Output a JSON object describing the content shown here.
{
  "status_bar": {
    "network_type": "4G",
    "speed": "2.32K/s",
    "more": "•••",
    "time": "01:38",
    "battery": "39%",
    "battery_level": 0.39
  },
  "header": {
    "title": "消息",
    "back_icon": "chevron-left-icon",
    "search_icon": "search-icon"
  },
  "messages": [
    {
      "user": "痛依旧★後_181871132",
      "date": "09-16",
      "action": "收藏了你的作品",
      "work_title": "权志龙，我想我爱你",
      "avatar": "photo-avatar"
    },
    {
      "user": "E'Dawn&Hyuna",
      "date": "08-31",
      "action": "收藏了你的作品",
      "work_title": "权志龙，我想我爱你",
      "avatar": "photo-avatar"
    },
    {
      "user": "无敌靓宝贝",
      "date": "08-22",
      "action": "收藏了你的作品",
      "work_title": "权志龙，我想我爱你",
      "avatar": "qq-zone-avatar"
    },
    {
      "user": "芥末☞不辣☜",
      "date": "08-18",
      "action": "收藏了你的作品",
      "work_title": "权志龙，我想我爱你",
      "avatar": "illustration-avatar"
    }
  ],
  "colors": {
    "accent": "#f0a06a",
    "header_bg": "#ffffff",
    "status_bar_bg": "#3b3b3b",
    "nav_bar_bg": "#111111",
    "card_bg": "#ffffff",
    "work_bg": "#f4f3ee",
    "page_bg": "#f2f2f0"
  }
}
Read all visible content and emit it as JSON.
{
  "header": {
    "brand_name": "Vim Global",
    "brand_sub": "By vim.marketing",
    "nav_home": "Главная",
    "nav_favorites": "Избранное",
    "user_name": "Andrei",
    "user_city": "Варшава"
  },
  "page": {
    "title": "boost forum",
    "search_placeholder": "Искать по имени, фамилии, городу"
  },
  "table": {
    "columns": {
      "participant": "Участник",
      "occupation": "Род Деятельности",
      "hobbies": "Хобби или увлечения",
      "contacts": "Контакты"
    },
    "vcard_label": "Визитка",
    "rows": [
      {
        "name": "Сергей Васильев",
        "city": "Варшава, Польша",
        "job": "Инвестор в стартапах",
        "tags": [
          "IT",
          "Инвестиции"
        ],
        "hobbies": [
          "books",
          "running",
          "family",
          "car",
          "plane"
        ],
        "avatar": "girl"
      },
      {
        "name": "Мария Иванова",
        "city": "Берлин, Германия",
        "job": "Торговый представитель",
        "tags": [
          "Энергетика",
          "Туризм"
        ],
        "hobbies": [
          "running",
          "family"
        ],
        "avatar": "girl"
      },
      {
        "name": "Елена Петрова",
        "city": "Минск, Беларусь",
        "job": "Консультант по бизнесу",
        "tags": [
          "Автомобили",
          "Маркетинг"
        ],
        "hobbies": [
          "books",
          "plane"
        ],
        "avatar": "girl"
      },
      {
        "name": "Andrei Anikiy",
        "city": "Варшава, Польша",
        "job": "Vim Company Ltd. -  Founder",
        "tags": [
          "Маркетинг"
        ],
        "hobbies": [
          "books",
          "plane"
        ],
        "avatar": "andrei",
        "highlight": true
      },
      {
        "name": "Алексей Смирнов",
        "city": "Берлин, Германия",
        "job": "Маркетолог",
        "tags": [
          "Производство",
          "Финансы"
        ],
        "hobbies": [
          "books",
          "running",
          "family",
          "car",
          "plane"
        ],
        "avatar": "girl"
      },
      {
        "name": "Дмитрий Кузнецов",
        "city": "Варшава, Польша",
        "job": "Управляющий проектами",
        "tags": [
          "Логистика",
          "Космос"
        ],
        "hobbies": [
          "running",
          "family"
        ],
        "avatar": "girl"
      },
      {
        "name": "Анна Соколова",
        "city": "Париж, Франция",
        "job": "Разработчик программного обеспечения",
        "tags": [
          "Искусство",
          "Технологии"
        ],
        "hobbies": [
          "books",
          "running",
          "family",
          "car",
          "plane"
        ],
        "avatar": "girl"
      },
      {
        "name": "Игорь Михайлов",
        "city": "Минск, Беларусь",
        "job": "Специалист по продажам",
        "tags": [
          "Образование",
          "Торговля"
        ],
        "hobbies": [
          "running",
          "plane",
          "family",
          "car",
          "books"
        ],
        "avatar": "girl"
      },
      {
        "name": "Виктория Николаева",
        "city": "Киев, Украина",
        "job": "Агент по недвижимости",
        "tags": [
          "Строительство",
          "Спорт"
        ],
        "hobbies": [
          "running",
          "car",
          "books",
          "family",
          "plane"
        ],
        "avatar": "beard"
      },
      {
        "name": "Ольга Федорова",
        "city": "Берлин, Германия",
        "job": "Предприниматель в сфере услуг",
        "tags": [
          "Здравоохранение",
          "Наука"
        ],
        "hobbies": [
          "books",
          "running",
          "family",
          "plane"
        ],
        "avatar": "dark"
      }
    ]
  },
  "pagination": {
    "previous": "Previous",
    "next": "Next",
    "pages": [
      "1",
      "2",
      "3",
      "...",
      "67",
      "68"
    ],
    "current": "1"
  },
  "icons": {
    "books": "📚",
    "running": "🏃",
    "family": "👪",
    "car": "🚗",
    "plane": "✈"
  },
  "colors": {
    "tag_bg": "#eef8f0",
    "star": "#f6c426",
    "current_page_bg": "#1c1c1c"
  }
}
----
= THE TASK =
Set down every line of the listing above again, exactly as given.

= FULL SOLUTION =
Output a JSON object describing the content shown here.
{
  "status_bar": {
    "network_type": "4G",
    "speed": "2.32K/s",
    "more": "•••",
    "time": "01:38",
    "battery": "39%",
    "battery_level": 0.39
  },
  "header": {
    "title": "消息",
    "back_icon": "chevron-left-icon",
    "search_icon": "search-icon"
  },
  "messages": [
    {
      "user": "痛依旧★後_181871132",
      "date": "09-16",
      "action": "收藏了你的作品",
      "work_title": "权志龙，我想我爱你",
      "avatar": "photo-avatar"
    },
    {
      "user": "E'Dawn&Hyuna",
      "date": "08-31",
      "action": "收藏了你的作品",
      "work_title": "权志龙，我想我爱你",
      "avatar": "photo-avatar"
    },
    {
      "user": "无敌靓宝贝",
      "date": "08-22",
      "action": "收藏了你的作品",
      "work_title": "权志龙，我想我爱你",
      "avatar": "qq-zone-avatar"
    },
    {
      "user": "芥末☞不辣☜",
      "date": "08-18",
      "action": "收藏了你的作品",
      "work_title": "权志龙，我想我爱你",
      "avatar": "illustration-avatar"
    }
  ],
  "colors": {
    "accent": "#f0a06a",
    "header_bg": "#ffffff",
    "status_bar_bg": "#3b3b3b",
    "nav_bar_bg": "#111111",
    "card_bg": "#ffffff",
    "work_bg": "#f4f3ee",
    "page_bg": "#f2f2f0"
  }
}
Read all visible content and emit it as JSON.
{
  "header": {
    "brand_name": "Vim Global",
    "brand_sub": "By vim.marketing",
    "nav_home": "Главная",
    "nav_favorites": "Избранное",
    "user_name": "Andrei",
    "user_city": "Варшава"
  },
  "page": {
    "title": "boost forum",
    "search_placeholder": "Искать по имени, фамилии, городу"
  },
  "table": {
    "columns": {
      "participant": "Участник",
      "occupation": "Род Деятельности",
      "hobbies": "Хобби или увлечения",
      "contacts": "Контакты"
    },
    "vcard_label": "Визитка",
    "rows": [
      {
        "name": "Сергей Васильев",
        "city": "Варшава, Польша",
        "job": "Инвестор в стартапах",
        "tags": [
          "IT",
          "Инвестиции"
        ],
        "hobbies": [
          "books",
          "running",
          "family",
          "car",
          "plane"
        ],
        "avatar": "girl"
      },
      {
        "name": "Мария Иванова",
        "city": "Берлин, Германия",
        "job": "Торговый представитель",
        "tags": [
          "Энергетика",
          "Туризм"
        ],
        "hobbies": [
          "running",
          "family"
        ],
        "avatar": "girl"
      },
      {
        "name": "Елена Петрова",
        "city": "Минск, Беларусь",
        "job": "Консультант по бизнесу",
        "tags": [
          "Автомобили",
          "Маркетинг"
        ],
        "hobbies": [
          "books",
          "plane"
        ],
        "avatar": "girl"
      },
      {
        "name": "Andrei Anikiy",
        "city": "Варшава, Польша",
        "job": "Vim Company Ltd. -  Founder",
        "tags": [
          "Маркетинг"
        ],
        "hobbies": [
          "books",
          "plane"
        ],
        "avatar": "andrei",
        "highlight": true
      },
      {
        "name": "Алексей Смирнов",
        "city": "Берлин, Германия",
        "job": "Маркетолог",
        "tags": [
          "Производство",
          "Финансы"
        ],
        "hobbies": [
          "books",
          "running",
          "family",
          "car",
          "plane"
        ],
        "avatar": "girl"
      },
      {
        "name": "Дмитрий Кузнецов",
        "city": "Варшава, Польша",
        "job": "Управляющий проектами",
        "tags": [
          "Логистика",
          "Космос"
        ],
        "hobbies": [
          "running",
          "family"
        ],
        "avatar": "girl"
      },
      {
        "name": "Анна Соколова",
        "city": "Париж, Франция",
        "job": "Разработчик программного обеспечения",
        "tags": [
          "Искусство",
          "Технологии"
        ],
        "hobbies": [
          "books",
          "running",
          "family",
          "car",
          "plane"
        ],
        "avatar": "girl"
      },
      {
        "name": "Игорь Михайлов",
        "city": "Минск, Беларусь",
        "job": "Специалист по продажам",
        "tags": [
          "Образование",
          "Торговля"
        ],
        "hobbies": [
          "running",
          "plane",
          "family",
          "car",
          "books"
        ],
        "avatar": "girl"
      },
      {
        "name": "Виктория Николаева",
        "city": "Киев, Украина",
        "job": "Агент по недвижимости",
        "tags": [
          "Строительство",
          "Спорт"
        ],
        "hobbies": [
          "running",
          "car",
          "books",
          "family",
          "plane"
        ],
        "avatar": "beard"
      },
      {
        "name": "Ольга Федорова",
        "city": "Берлин, Германия",
        "job": "Предприниматель в сфере услуг",
        "tags": [
          "Здравоохранение",
          "Наука"
        ],
        "hobbies": [
          "books",
          "running",
          "family",
          "plane"
        ],
        "avatar": "dark"
      }
    ]
  },
  "pagination": {
    "previous": "Previous",
    "next": "Next",
    "pages": [
      "1",
      "2",
      "3",
      "...",
      "67",
      "68"
    ],
    "current": "1"
  },
  "icons": {
    "books": "📚",
    "running": "🏃",
    "family": "👪",
    "car": "🚗",
    "plane": "✈"
  },
  "colors": {
    "tag_bg": "#eef8f0",
    "star": "#f6c426",
    "current_page_bg": "#1c1c1c"
  }
}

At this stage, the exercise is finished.